» **Given exercise**: Identify every one of the items below that contains the string "audio", with case counting, and copy each such item in full.

-- Start Data for processing --

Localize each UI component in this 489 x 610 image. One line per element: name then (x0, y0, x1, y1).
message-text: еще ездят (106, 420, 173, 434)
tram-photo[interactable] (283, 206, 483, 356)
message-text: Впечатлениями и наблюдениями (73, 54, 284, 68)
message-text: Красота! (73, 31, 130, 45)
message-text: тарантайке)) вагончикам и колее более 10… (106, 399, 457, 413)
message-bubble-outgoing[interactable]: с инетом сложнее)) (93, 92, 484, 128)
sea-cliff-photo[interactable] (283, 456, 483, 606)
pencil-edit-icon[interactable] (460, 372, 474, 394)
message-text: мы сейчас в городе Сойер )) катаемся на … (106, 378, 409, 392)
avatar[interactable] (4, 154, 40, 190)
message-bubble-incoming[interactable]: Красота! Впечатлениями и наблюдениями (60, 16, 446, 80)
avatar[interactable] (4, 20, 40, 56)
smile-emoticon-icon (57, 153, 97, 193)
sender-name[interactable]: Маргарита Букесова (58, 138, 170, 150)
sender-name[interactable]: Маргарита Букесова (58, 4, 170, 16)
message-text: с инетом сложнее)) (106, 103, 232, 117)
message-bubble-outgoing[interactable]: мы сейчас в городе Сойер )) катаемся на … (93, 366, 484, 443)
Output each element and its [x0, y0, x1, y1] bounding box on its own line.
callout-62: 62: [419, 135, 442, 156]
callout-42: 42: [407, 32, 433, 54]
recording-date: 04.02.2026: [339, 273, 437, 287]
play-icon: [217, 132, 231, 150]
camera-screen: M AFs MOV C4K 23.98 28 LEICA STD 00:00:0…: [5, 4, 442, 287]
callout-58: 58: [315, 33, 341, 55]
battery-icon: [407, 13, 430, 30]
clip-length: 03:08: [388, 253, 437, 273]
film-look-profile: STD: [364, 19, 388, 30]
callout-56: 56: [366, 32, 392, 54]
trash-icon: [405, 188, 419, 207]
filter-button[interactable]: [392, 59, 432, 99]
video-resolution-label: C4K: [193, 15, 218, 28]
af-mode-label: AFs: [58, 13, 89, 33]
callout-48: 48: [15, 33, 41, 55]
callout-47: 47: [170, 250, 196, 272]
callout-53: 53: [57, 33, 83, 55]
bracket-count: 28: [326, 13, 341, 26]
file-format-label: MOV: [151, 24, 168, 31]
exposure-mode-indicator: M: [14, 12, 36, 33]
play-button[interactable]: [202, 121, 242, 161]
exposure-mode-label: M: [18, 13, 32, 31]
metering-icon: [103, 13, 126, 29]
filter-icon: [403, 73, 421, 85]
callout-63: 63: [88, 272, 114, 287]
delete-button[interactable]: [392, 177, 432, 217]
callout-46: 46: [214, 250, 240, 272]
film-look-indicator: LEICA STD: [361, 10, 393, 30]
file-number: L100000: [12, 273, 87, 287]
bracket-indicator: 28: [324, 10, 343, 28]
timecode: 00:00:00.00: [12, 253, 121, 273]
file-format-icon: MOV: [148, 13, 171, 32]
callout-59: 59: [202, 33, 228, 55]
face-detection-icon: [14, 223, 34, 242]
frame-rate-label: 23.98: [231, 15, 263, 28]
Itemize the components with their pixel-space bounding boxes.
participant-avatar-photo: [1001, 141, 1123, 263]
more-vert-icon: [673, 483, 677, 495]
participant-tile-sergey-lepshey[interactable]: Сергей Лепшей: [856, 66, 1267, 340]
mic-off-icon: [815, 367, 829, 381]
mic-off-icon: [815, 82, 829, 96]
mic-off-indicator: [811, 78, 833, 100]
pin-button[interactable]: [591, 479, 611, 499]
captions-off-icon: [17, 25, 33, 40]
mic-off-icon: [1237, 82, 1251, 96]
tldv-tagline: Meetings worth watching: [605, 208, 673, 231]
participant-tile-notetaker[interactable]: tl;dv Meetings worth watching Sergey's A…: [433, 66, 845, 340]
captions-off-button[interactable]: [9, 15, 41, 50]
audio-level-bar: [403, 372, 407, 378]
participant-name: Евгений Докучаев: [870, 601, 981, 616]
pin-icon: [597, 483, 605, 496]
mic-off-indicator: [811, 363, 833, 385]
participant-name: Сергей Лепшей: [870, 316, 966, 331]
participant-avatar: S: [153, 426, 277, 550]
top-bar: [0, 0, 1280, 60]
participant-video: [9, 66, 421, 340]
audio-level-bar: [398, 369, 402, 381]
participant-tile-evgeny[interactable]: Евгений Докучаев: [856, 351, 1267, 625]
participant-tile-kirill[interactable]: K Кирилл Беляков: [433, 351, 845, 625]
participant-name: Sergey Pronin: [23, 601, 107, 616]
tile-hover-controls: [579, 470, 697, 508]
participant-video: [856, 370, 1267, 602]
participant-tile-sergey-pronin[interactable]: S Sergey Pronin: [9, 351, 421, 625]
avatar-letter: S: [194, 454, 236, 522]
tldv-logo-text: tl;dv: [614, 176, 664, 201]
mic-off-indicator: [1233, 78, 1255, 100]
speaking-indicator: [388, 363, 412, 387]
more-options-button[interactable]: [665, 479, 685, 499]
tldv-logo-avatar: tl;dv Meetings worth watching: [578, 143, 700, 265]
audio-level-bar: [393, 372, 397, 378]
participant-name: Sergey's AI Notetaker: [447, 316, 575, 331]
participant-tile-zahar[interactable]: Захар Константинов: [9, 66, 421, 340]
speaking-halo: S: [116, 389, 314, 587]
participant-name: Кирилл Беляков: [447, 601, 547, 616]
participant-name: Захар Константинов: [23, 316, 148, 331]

-- End Data for processing --

» **Task solution**:
audio-level-bar: [403, 372, 407, 378]
audio-level-bar: [398, 369, 402, 381]
audio-level-bar: [393, 372, 397, 378]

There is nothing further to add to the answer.